:: TASK TO COMPLETE ::
Copy each line below in which the word "aaaaaa" occurs.

--- begin ---

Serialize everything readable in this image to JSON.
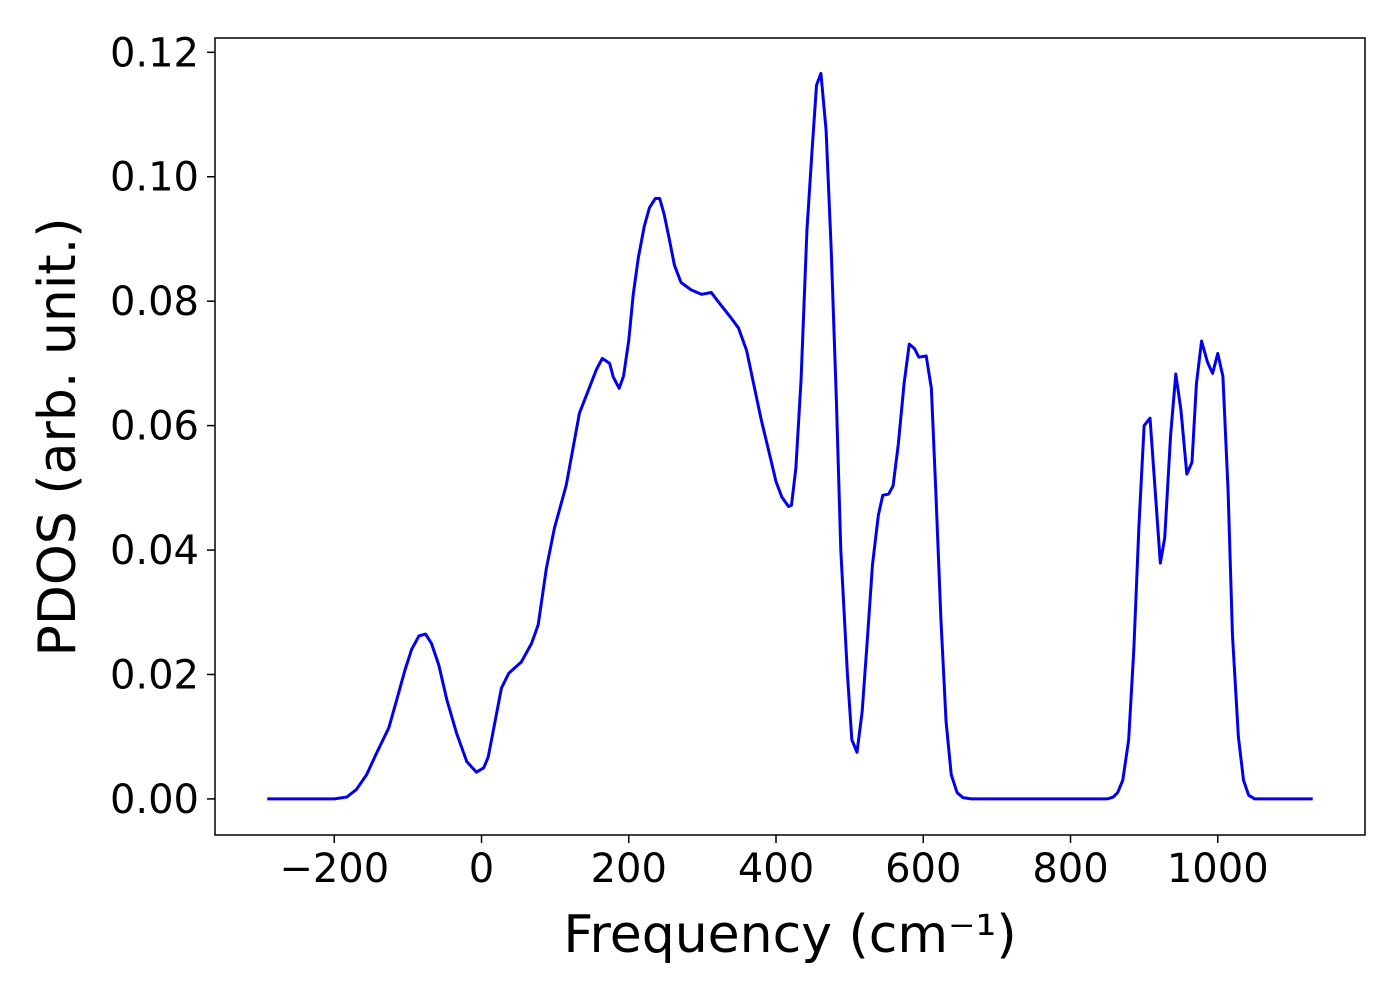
{
  "chart_data": {
    "type": "line",
    "xlabel": "Frequency (cm⁻¹)",
    "ylabel": "PDOS (arb. unit.)",
    "xlim": [
      -362,
      1200
    ],
    "ylim": [
      -0.0058,
      0.1223
    ],
    "xticks": [
      {
        "value": -200,
        "label": "−200"
      },
      0,
      200,
      400,
      600,
      800,
      1000
    ],
    "yticks": [
      {
        "value": 0,
        "label": "0.00"
      },
      {
        "value": 0.02,
        "label": "0.02"
      },
      {
        "value": 0.04,
        "label": "0.04"
      },
      {
        "value": 0.06,
        "label": "0.06"
      },
      {
        "value": 0.08,
        "label": "0.08"
      },
      {
        "value": 0.1,
        "label": "0.10"
      },
      {
        "value": 0.12,
        "label": "0.12"
      }
    ],
    "grid": false,
    "series": [
      {
        "color": "#0000ee",
        "x": [
          -291,
          -200,
          -183,
          -170,
          -156,
          -142,
          -126,
          -115,
          -104,
          -95,
          -85,
          -76,
          -68,
          -58,
          -47,
          -34,
          -20,
          -7,
          3,
          9,
          18,
          27,
          37,
          54,
          68,
          77,
          88,
          99,
          115,
          133,
          156,
          164,
          174,
          179,
          187,
          193,
          200,
          206,
          213,
          221,
          228,
          236,
          242,
          248,
          255,
          262,
          271,
          285,
          299,
          312,
          323,
          339,
          349,
          360,
          380,
          393,
          400,
          408,
          417,
          421,
          427,
          434,
          442,
          449,
          455,
          461,
          468,
          475,
          482,
          488,
          497,
          503,
          510,
          517,
          524,
          531,
          539,
          545,
          553,
          559,
          566,
          574,
          581,
          588,
          594,
          604,
          611,
          617,
          624,
          631,
          638,
          646,
          654,
          665,
          850,
          858,
          864,
          871,
          879,
          886,
          893,
          900,
          908,
          915,
          922,
          928,
          936,
          943,
          950,
          958,
          965,
          971,
          978,
          986,
          993,
          1000,
          1007,
          1014,
          1020,
          1028,
          1035,
          1042,
          1050,
          1129
        ],
        "values": [
          0,
          0,
          0.0003,
          0.0015,
          0.0039,
          0.0075,
          0.0114,
          0.016,
          0.0207,
          0.024,
          0.0262,
          0.0265,
          0.025,
          0.0215,
          0.0159,
          0.0106,
          0.006,
          0.0043,
          0.005,
          0.0067,
          0.0122,
          0.0178,
          0.0202,
          0.022,
          0.025,
          0.028,
          0.037,
          0.0435,
          0.0504,
          0.062,
          0.069,
          0.0708,
          0.07,
          0.0678,
          0.066,
          0.068,
          0.0737,
          0.081,
          0.087,
          0.092,
          0.095,
          0.0965,
          0.0965,
          0.094,
          0.09,
          0.0858,
          0.083,
          0.0818,
          0.0811,
          0.0814,
          0.0797,
          0.0773,
          0.0757,
          0.0721,
          0.0609,
          0.0545,
          0.051,
          0.0485,
          0.047,
          0.0472,
          0.0532,
          0.0673,
          0.0914,
          0.1043,
          0.1147,
          0.1166,
          0.1075,
          0.0882,
          0.0641,
          0.04,
          0.02,
          0.0095,
          0.0075,
          0.014,
          0.0255,
          0.0376,
          0.0456,
          0.0488,
          0.049,
          0.0503,
          0.0569,
          0.0668,
          0.0731,
          0.0724,
          0.071,
          0.0712,
          0.066,
          0.0496,
          0.0288,
          0.0124,
          0.0039,
          0.001,
          0.0002,
          0,
          0,
          0.0003,
          0.001,
          0.003,
          0.0095,
          0.024,
          0.044,
          0.06,
          0.0612,
          0.0496,
          0.0379,
          0.042,
          0.0585,
          0.0683,
          0.0625,
          0.0522,
          0.0541,
          0.0667,
          0.0736,
          0.0702,
          0.0684,
          0.0716,
          0.0679,
          0.0496,
          0.0263,
          0.01,
          0.003,
          0.0006,
          0,
          0
        ]
      }
    ]
  }
}
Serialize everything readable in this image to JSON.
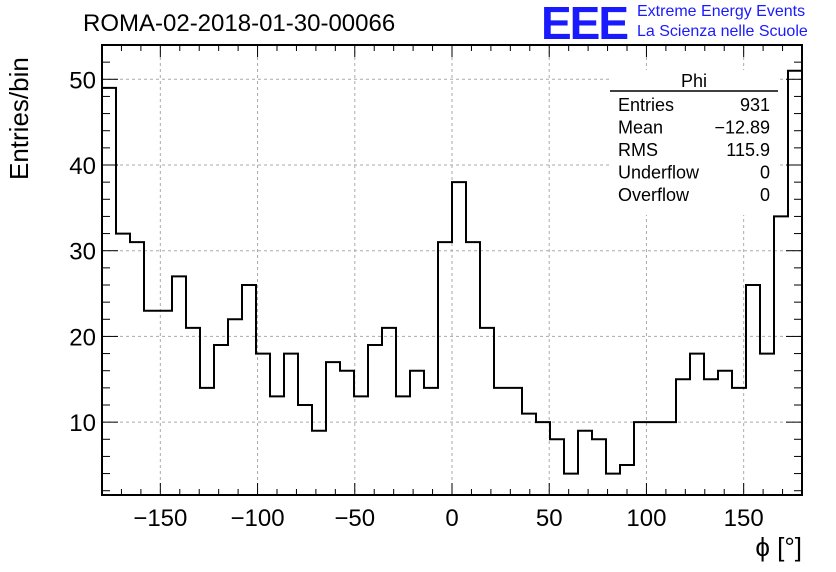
{
  "header": {
    "run_title": "ROMA-02-2018-01-30-00066",
    "logo_mark": "EEE",
    "logo_line1": "Extreme Energy Events",
    "logo_line2": "La Scienza nelle Scuole",
    "logo_color": "#1a1aff"
  },
  "stats": {
    "title": "Phi",
    "rows": [
      {
        "label": "Entries",
        "value": "931"
      },
      {
        "label": "Mean",
        "value": "−12.89"
      },
      {
        "label": "RMS",
        "value": "115.9"
      },
      {
        "label": "Underflow",
        "value": "0"
      },
      {
        "label": "Overflow",
        "value": "0"
      }
    ]
  },
  "chart_data": {
    "type": "histogram",
    "xlabel": "ϕ [°]",
    "ylabel": "Entries/bin",
    "xlim": [
      -180,
      180
    ],
    "ylim": [
      1.5,
      54
    ],
    "grid": true,
    "bin_width": 7.2,
    "x_ticks": [
      -150,
      -100,
      -50,
      0,
      50,
      100,
      150
    ],
    "x_tick_labels": [
      "−150",
      "−100",
      "−50",
      "0",
      "50",
      "100",
      "150"
    ],
    "y_ticks": [
      10,
      20,
      30,
      40,
      50
    ],
    "y_tick_labels": [
      "10",
      "20",
      "30",
      "40",
      "50"
    ],
    "values": [
      49,
      32,
      31,
      23,
      23,
      27,
      21,
      14,
      19,
      22,
      26,
      18,
      13,
      18,
      12,
      9,
      17,
      16,
      13,
      19,
      21,
      13,
      16,
      14,
      31,
      38,
      31,
      21,
      14,
      14,
      11,
      10,
      8,
      4,
      9,
      8,
      4,
      5,
      10,
      10,
      10,
      15,
      18,
      15,
      16,
      14,
      26,
      18,
      34,
      51
    ],
    "line_color": "#000000",
    "grid_color": "#aaaaaa"
  }
}
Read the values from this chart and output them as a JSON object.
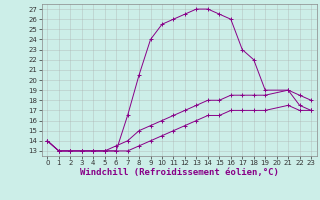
{
  "bg_color": "#cceee8",
  "grid_color": "#aaaaaa",
  "line_color": "#880088",
  "xlim": [
    -0.5,
    23.5
  ],
  "ylim": [
    12.5,
    27.5
  ],
  "xticks": [
    0,
    1,
    2,
    3,
    4,
    5,
    6,
    7,
    8,
    9,
    10,
    11,
    12,
    13,
    14,
    15,
    16,
    17,
    18,
    19,
    20,
    21,
    22,
    23
  ],
  "yticks": [
    13,
    14,
    15,
    16,
    17,
    18,
    19,
    20,
    21,
    22,
    23,
    24,
    25,
    26,
    27
  ],
  "xlabel": "Windchill (Refroidissement éolien,°C)",
  "series": [
    {
      "x": [
        0,
        1,
        2,
        3,
        4,
        5,
        6,
        7,
        8,
        9,
        10,
        11,
        12,
        13,
        14,
        15,
        16,
        17,
        18,
        19,
        21,
        22,
        23
      ],
      "y": [
        14,
        13,
        13,
        13,
        13,
        13,
        13,
        16.5,
        20.5,
        24.0,
        25.5,
        26.0,
        26.5,
        27.0,
        27.0,
        26.5,
        26.0,
        23.0,
        22.0,
        19.0,
        19.0,
        17.5,
        17.0
      ]
    },
    {
      "x": [
        0,
        1,
        2,
        3,
        4,
        5,
        6,
        7,
        8,
        9,
        10,
        11,
        12,
        13,
        14,
        15,
        16,
        17,
        18,
        19,
        21,
        22,
        23
      ],
      "y": [
        14,
        13,
        13,
        13,
        13,
        13,
        13.5,
        14.0,
        15.0,
        15.5,
        16.0,
        16.5,
        17.0,
        17.5,
        18.0,
        18.0,
        18.5,
        18.5,
        18.5,
        18.5,
        19.0,
        18.5,
        18.0
      ]
    },
    {
      "x": [
        0,
        1,
        2,
        3,
        4,
        5,
        6,
        7,
        8,
        9,
        10,
        11,
        12,
        13,
        14,
        15,
        16,
        17,
        18,
        19,
        21,
        22,
        23
      ],
      "y": [
        14,
        13,
        13,
        13,
        13,
        13,
        13.0,
        13.0,
        13.5,
        14.0,
        14.5,
        15.0,
        15.5,
        16.0,
        16.5,
        16.5,
        17.0,
        17.0,
        17.0,
        17.0,
        17.5,
        17.0,
        17.0
      ]
    }
  ],
  "figsize": [
    3.2,
    2.0
  ],
  "dpi": 100,
  "tick_fontsize": 5,
  "label_fontsize": 6.5
}
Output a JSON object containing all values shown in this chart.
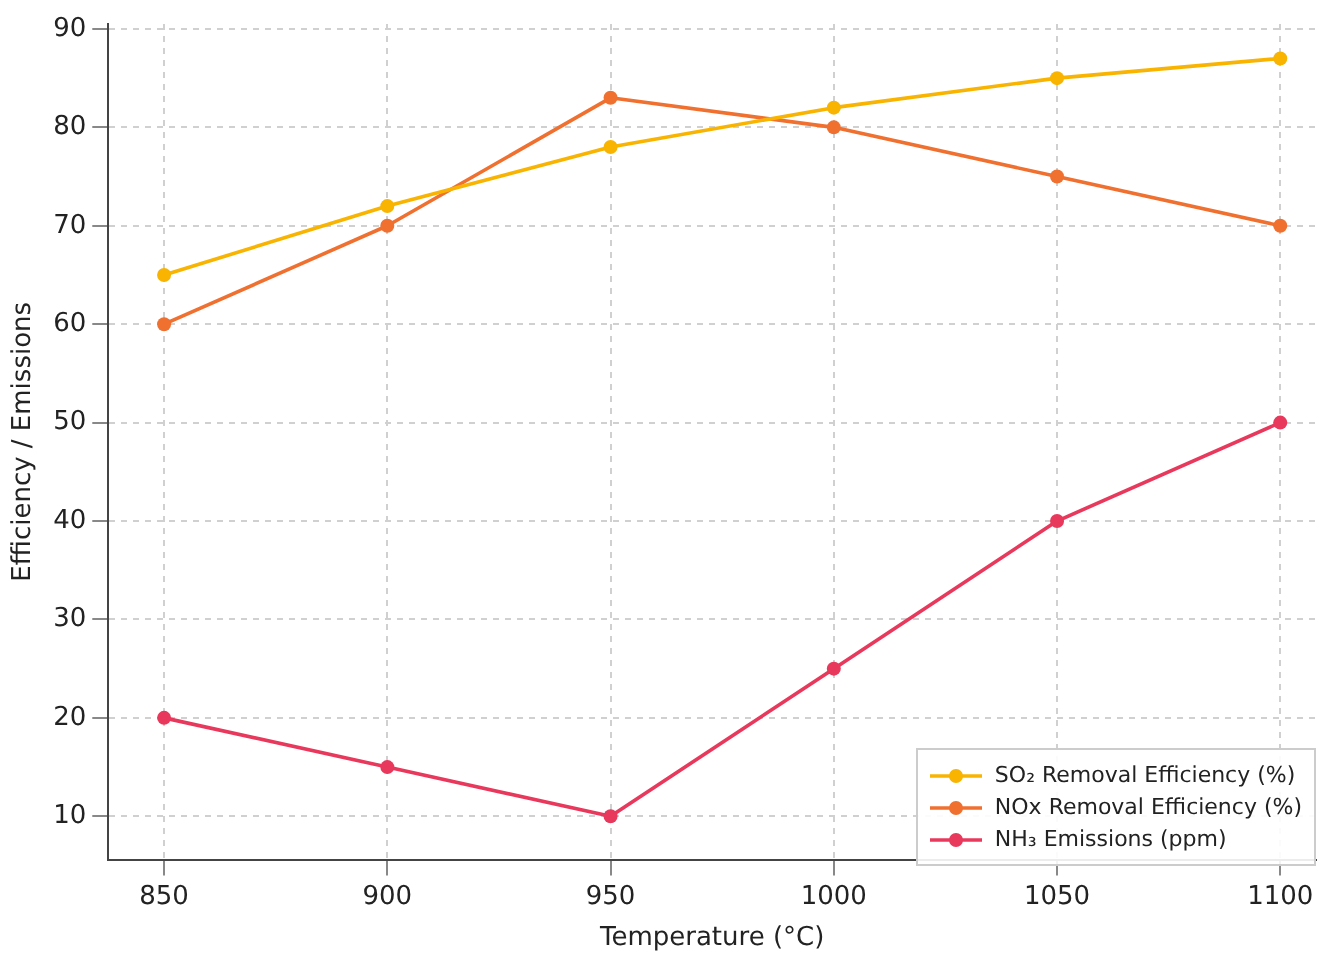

--- end ---

:: RESPONSE TO THE EXERCISE ::
    "grid_color": "#aaaaaa"
  "grid_color": "#aaaaaa",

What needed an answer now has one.